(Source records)
* BEGIN *
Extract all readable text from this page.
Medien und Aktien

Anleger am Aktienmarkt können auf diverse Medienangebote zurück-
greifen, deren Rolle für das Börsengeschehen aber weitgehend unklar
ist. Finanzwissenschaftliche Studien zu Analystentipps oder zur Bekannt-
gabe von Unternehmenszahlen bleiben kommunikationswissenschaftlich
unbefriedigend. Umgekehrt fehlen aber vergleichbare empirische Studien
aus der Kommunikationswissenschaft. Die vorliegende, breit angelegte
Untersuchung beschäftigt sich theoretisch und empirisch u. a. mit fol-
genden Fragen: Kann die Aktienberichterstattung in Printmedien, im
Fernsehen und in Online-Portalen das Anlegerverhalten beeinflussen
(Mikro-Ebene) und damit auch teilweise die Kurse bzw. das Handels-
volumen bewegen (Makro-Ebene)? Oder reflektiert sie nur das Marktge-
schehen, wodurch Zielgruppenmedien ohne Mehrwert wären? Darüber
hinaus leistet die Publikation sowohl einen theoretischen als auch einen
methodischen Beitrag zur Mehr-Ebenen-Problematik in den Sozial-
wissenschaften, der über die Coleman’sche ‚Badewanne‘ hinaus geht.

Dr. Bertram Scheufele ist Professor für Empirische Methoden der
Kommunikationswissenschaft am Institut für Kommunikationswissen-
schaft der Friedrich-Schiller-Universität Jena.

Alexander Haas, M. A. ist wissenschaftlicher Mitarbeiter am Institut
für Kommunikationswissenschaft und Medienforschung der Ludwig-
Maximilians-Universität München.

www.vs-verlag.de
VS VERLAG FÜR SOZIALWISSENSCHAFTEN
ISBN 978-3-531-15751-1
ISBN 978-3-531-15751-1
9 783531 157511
* END *
§ What is required
From the records above, copy every line that holds the word "hinaus".

§ Result of the task
hinaus leistet die Publikation sowohl einen theoretischen als auch einen
wissenschaften, der über die Coleman’sche ‚Badewanne‘ hinaus geht.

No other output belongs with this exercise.